Problem: Restate the data word for word and leave the images out.

Records from a collection of figures:
****
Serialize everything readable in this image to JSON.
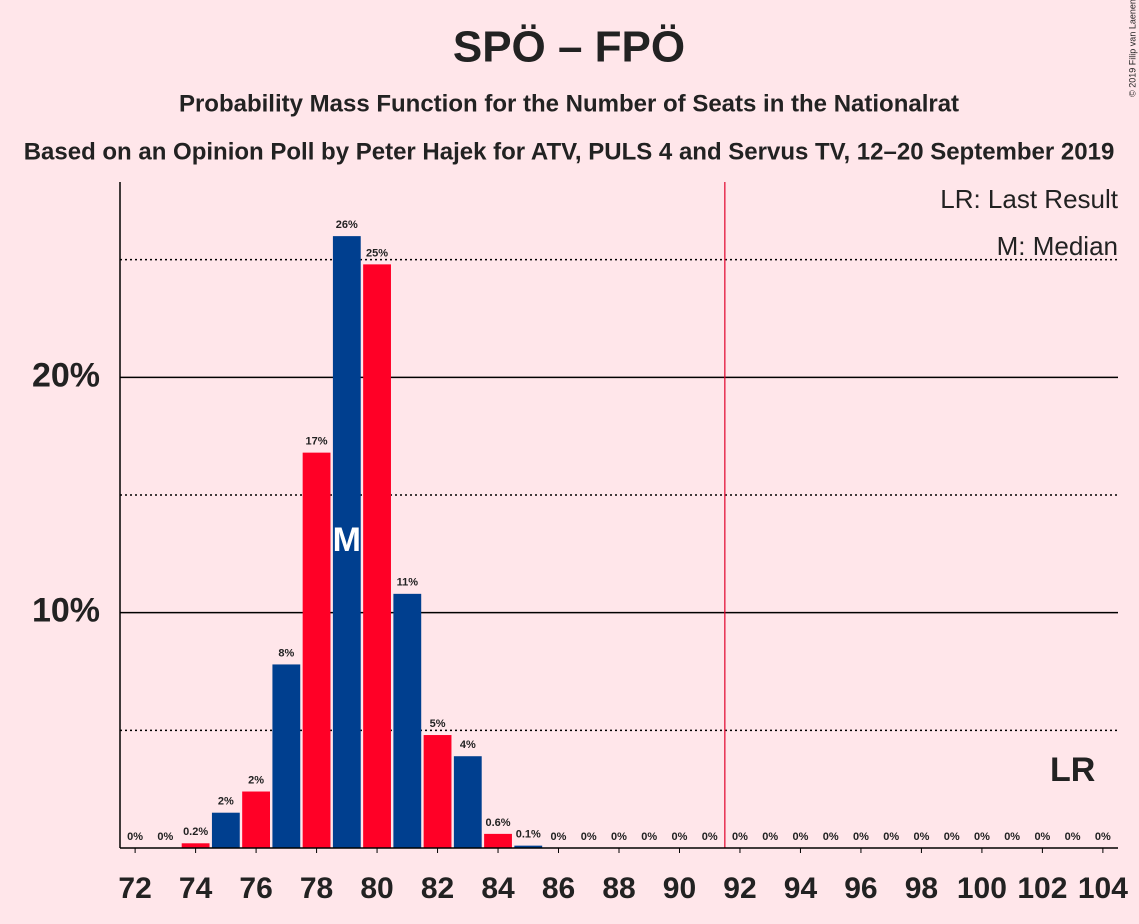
{
  "chart_data": {
    "type": "bar",
    "title": "SPÖ – FPÖ",
    "subtitle": "Probability Mass Function for the Number of Seats in the Nationalrat",
    "caption": "Based on an Opinion Poll by Peter Hajek for ATV, PULS 4 and Servus TV, 12–20 September 2019",
    "copyright": "© 2019 Filip van Laenen",
    "x": [
      72,
      73,
      74,
      75,
      76,
      77,
      78,
      79,
      80,
      81,
      82,
      83,
      84,
      85,
      86,
      87,
      88,
      89,
      90,
      91,
      92,
      93,
      94,
      95,
      96,
      97,
      98,
      99,
      100,
      101,
      102,
      103,
      104
    ],
    "values": [
      0,
      0,
      0.2,
      1.5,
      2.4,
      7.8,
      16.8,
      26,
      24.8,
      10.8,
      4.8,
      3.9,
      0.6,
      0.1,
      0,
      0,
      0,
      0,
      0,
      0,
      0,
      0,
      0,
      0,
      0,
      0,
      0,
      0,
      0,
      0,
      0,
      0,
      0
    ],
    "value_labels": [
      "0%",
      "0%",
      "0.2%",
      "2%",
      "2%",
      "8%",
      "17%",
      "26%",
      "25%",
      "11%",
      "5%",
      "4%",
      "0.6%",
      "0.1%",
      "0%",
      "0%",
      "0%",
      "0%",
      "0%",
      "0%",
      "0%",
      "0%",
      "0%",
      "0%",
      "0%",
      "0%",
      "0%",
      "0%",
      "0%",
      "0%",
      "0%",
      "0%",
      "0%"
    ],
    "colors": [
      "#ff0026",
      "#003f8f",
      "#ff0026",
      "#003f8f",
      "#ff0026",
      "#003f8f",
      "#ff0026",
      "#003f8f",
      "#ff0026",
      "#003f8f",
      "#ff0026",
      "#003f8f",
      "#ff0026",
      "#003f8f",
      "#ff0026",
      "#003f8f",
      "#ff0026",
      "#003f8f",
      "#ff0026",
      "#003f8f",
      "#ff0026",
      "#003f8f",
      "#ff0026",
      "#003f8f",
      "#ff0026",
      "#003f8f",
      "#ff0026",
      "#003f8f",
      "#ff0026",
      "#003f8f",
      "#ff0026",
      "#003f8f",
      "#ff0026"
    ],
    "xlim": [
      71.5,
      104.5
    ],
    "xticks": [
      72,
      74,
      76,
      78,
      80,
      82,
      84,
      86,
      88,
      90,
      92,
      94,
      96,
      98,
      100,
      102,
      104
    ],
    "ylim": [
      0,
      28.3
    ],
    "yticks": [
      {
        "value": 10,
        "label": "10%"
      },
      {
        "value": 20,
        "label": "20%"
      }
    ],
    "minor_yticks": [
      5,
      15,
      25
    ],
    "majority_line": 91.5,
    "median": {
      "x": 79,
      "label": "M"
    },
    "last_result": {
      "x": 103,
      "label": "LR"
    },
    "legend": [
      "LR: Last Result",
      "M: Median"
    ]
  }
}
****
Expected answer:
Serialize everything readable in this image to JSON.
{
  "chart_data": {
    "type": "bar",
    "title": "SPÖ – FPÖ",
    "subtitle": "Probability Mass Function for the Number of Seats in the Nationalrat",
    "caption": "Based on an Opinion Poll by Peter Hajek for ATV, PULS 4 and Servus TV, 12–20 September 2019",
    "copyright": "© 2019 Filip van Laenen",
    "x": [
      72,
      73,
      74,
      75,
      76,
      77,
      78,
      79,
      80,
      81,
      82,
      83,
      84,
      85,
      86,
      87,
      88,
      89,
      90,
      91,
      92,
      93,
      94,
      95,
      96,
      97,
      98,
      99,
      100,
      101,
      102,
      103,
      104
    ],
    "values": [
      0,
      0,
      0.2,
      1.5,
      2.4,
      7.8,
      16.8,
      26,
      24.8,
      10.8,
      4.8,
      3.9,
      0.6,
      0.1,
      0,
      0,
      0,
      0,
      0,
      0,
      0,
      0,
      0,
      0,
      0,
      0,
      0,
      0,
      0,
      0,
      0,
      0,
      0
    ],
    "value_labels": [
      "0%",
      "0%",
      "0.2%",
      "2%",
      "2%",
      "8%",
      "17%",
      "26%",
      "25%",
      "11%",
      "5%",
      "4%",
      "0.6%",
      "0.1%",
      "0%",
      "0%",
      "0%",
      "0%",
      "0%",
      "0%",
      "0%",
      "0%",
      "0%",
      "0%",
      "0%",
      "0%",
      "0%",
      "0%",
      "0%",
      "0%",
      "0%",
      "0%",
      "0%"
    ],
    "colors": [
      "#ff0026",
      "#003f8f",
      "#ff0026",
      "#003f8f",
      "#ff0026",
      "#003f8f",
      "#ff0026",
      "#003f8f",
      "#ff0026",
      "#003f8f",
      "#ff0026",
      "#003f8f",
      "#ff0026",
      "#003f8f",
      "#ff0026",
      "#003f8f",
      "#ff0026",
      "#003f8f",
      "#ff0026",
      "#003f8f",
      "#ff0026",
      "#003f8f",
      "#ff0026",
      "#003f8f",
      "#ff0026",
      "#003f8f",
      "#ff0026",
      "#003f8f",
      "#ff0026",
      "#003f8f",
      "#ff0026",
      "#003f8f",
      "#ff0026"
    ],
    "xlim": [
      71.5,
      104.5
    ],
    "xticks": [
      72,
      74,
      76,
      78,
      80,
      82,
      84,
      86,
      88,
      90,
      92,
      94,
      96,
      98,
      100,
      102,
      104
    ],
    "ylim": [
      0,
      28.3
    ],
    "yticks": [
      {
        "value": 10,
        "label": "10%"
      },
      {
        "value": 20,
        "label": "20%"
      }
    ],
    "minor_yticks": [
      5,
      15,
      25
    ],
    "majority_line": 91.5,
    "median": {
      "x": 79,
      "label": "M"
    },
    "last_result": {
      "x": 103,
      "label": "LR"
    },
    "legend": [
      "LR: Last Result",
      "M: Median"
    ]
  }
}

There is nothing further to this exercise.